_Work to complete_.
Copy each line of the entries that contains the word "label".

--- Begin ---

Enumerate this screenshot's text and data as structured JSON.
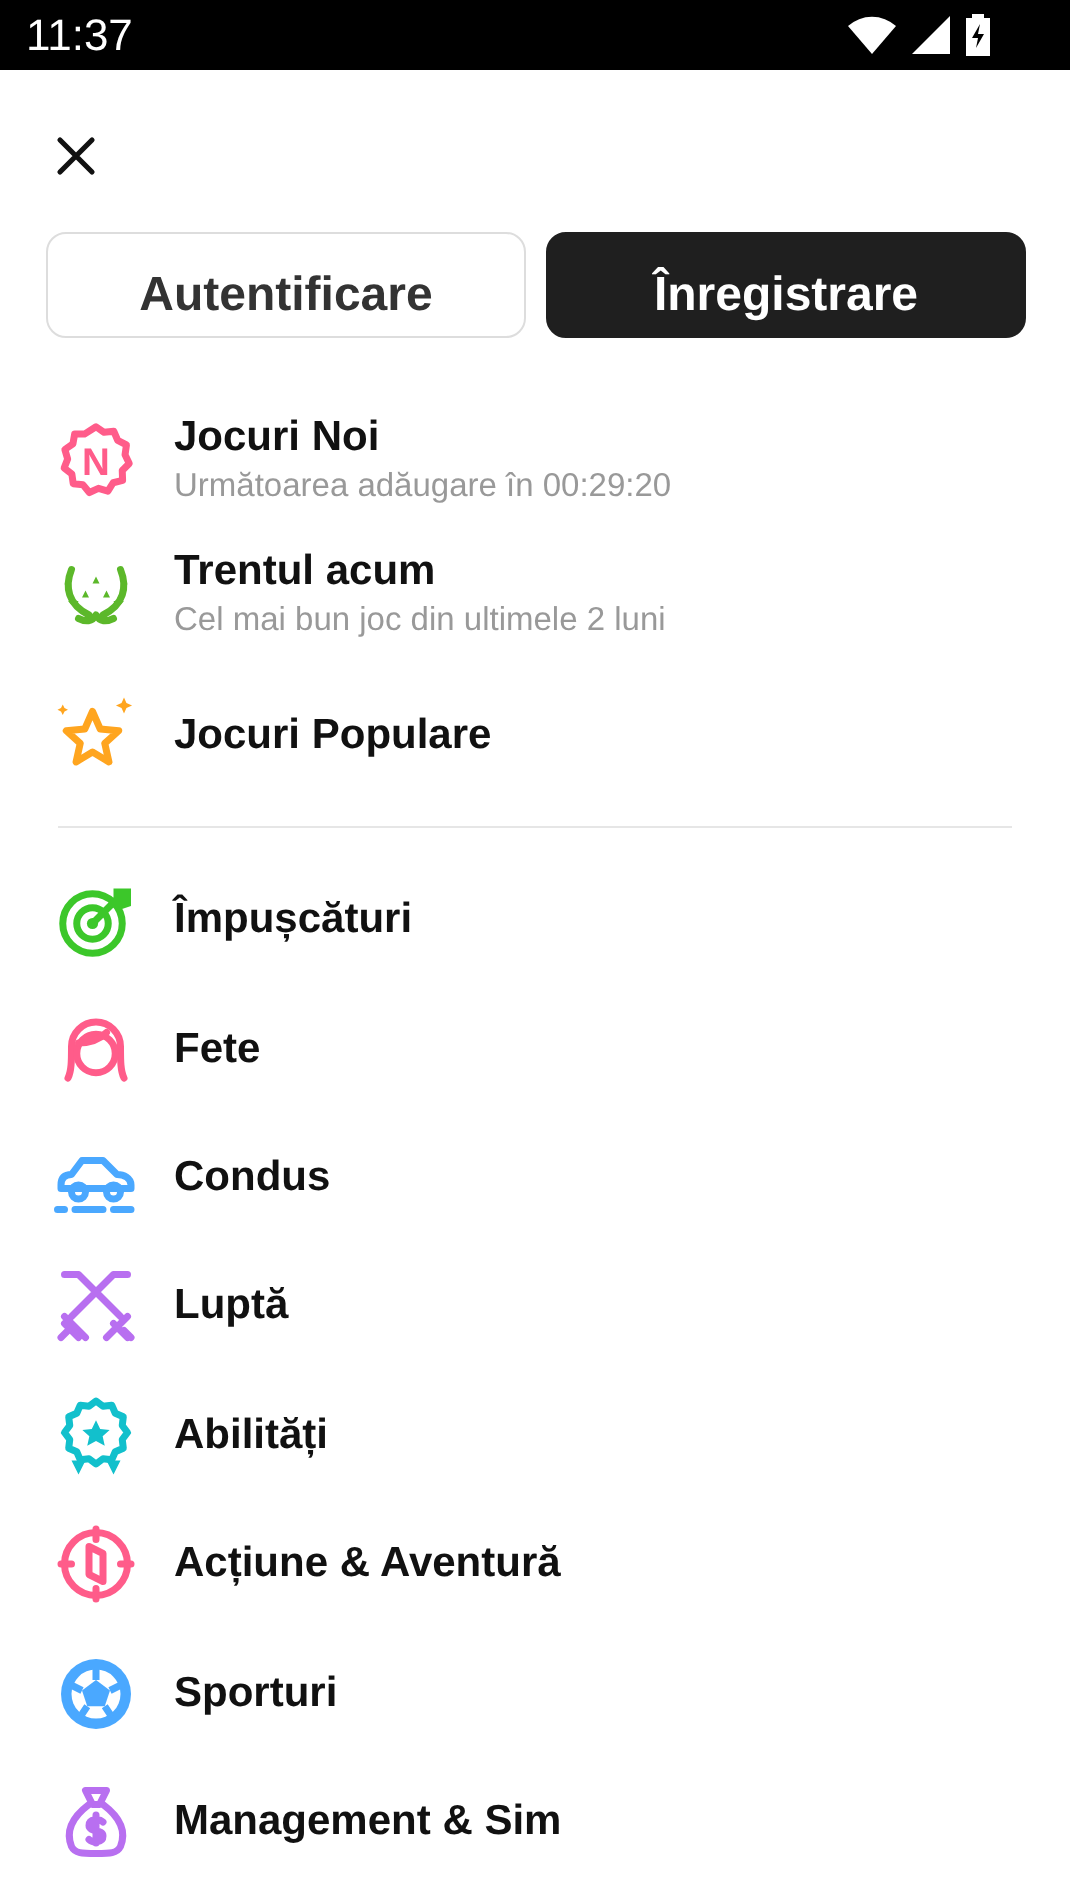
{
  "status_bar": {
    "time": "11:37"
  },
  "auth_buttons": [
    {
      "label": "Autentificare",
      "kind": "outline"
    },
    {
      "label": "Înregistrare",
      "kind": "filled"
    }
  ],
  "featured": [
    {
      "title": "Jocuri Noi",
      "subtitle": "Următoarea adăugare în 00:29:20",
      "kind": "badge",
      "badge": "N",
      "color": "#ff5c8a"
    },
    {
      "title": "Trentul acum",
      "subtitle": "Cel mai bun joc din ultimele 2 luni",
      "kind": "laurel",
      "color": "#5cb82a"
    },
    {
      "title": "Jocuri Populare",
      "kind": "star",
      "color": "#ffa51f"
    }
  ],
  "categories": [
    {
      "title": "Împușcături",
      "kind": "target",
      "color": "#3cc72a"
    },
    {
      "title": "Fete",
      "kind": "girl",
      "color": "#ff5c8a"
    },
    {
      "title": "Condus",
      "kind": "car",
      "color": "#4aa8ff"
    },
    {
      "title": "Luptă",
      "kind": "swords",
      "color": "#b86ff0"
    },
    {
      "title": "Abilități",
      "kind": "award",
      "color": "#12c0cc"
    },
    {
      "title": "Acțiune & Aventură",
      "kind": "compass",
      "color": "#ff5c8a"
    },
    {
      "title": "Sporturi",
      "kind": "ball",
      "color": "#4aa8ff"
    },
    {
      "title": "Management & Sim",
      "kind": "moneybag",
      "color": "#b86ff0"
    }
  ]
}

--- End ---

_Solution_.
      "label": "Autentificare",
      "label": "Înregistrare",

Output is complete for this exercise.